提示文:

* * * * *

建設機械大手の日立建機は、双腕式の「ガンダム建機」の開発や、インド系移民のネットワークを活用したアフリカ市場開拓など野心的な取り組みで米キャタピラーやコマツを追う。ICT活用でも、コマツに先行し建機の稼働状況などを把握する仕組みを作り上げた。海外売り上げが75%を占める同社は強力なライバルとどう戦うのか。辻本雄一社長に事業戦略を聞いた。

(聞き手は木村 岳史=日経コンピュータ 編集委員)

辻本 雄一(つじもと・ゆういち)
1979年3月に大阪大学大学院基礎工学研究科修士修了。同年4月に日立建機に入社。99年8月に土浦事業本部機器事業部部長。同年10月に日立建機(中国)有限公司に出向、2000年10月に董事総経理。04年4月に日立建機の生産本部生産管理部長。07年4月に理事 調達本部長。09年4月に執行役に就任。11年4月に執行役常務、11年6月に執行役常務 取締役。12年4月より現職。1953年8月生まれの59歳。(写真:陶山 勉)

建設機械や鉱山機械の市場の変調が続いていますが、今後の見通しはいかがですか。

* * * * *

求められる内容:
提示文の「海外売り上げが75%を占める同社は強力なライバルとどう戦うのか。」という一文を英語に訳しなさい。 次のリストは、提示文とは別の出典から取ったものです。

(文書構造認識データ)
* * * * *

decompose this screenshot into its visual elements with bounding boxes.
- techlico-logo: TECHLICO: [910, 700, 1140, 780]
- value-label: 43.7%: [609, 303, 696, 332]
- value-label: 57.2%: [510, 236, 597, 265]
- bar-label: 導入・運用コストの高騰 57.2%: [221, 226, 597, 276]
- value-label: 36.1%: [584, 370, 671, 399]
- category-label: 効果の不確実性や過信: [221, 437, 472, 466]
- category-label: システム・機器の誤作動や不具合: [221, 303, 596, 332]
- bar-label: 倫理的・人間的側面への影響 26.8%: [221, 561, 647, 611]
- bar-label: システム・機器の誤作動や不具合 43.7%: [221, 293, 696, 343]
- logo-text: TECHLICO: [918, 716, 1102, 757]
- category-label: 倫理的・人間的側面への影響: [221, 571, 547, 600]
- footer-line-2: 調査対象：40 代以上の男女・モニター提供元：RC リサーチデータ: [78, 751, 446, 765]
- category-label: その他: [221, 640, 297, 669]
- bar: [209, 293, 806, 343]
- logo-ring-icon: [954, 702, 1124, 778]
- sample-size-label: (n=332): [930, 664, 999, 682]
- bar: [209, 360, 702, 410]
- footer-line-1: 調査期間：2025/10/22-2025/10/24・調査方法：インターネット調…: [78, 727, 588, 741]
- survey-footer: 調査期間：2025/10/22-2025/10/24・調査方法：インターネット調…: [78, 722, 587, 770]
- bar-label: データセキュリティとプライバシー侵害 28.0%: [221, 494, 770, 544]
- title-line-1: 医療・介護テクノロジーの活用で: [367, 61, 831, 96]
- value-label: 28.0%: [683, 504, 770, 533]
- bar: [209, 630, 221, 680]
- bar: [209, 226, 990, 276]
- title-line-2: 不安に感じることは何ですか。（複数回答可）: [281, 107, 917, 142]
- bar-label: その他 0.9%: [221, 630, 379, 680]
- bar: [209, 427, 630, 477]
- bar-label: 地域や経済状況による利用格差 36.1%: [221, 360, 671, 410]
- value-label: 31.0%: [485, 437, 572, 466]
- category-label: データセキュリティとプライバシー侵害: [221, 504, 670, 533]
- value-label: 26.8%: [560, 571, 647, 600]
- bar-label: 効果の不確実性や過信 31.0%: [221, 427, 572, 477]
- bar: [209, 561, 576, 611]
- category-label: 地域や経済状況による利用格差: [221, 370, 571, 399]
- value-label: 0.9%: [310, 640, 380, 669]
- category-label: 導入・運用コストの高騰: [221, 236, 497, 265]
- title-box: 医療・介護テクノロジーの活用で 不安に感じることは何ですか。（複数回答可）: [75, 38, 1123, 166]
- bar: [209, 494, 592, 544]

* * * * *

解答欄:
How will the company, which earns 75% of its sales overseas, compete against its powerful rivals?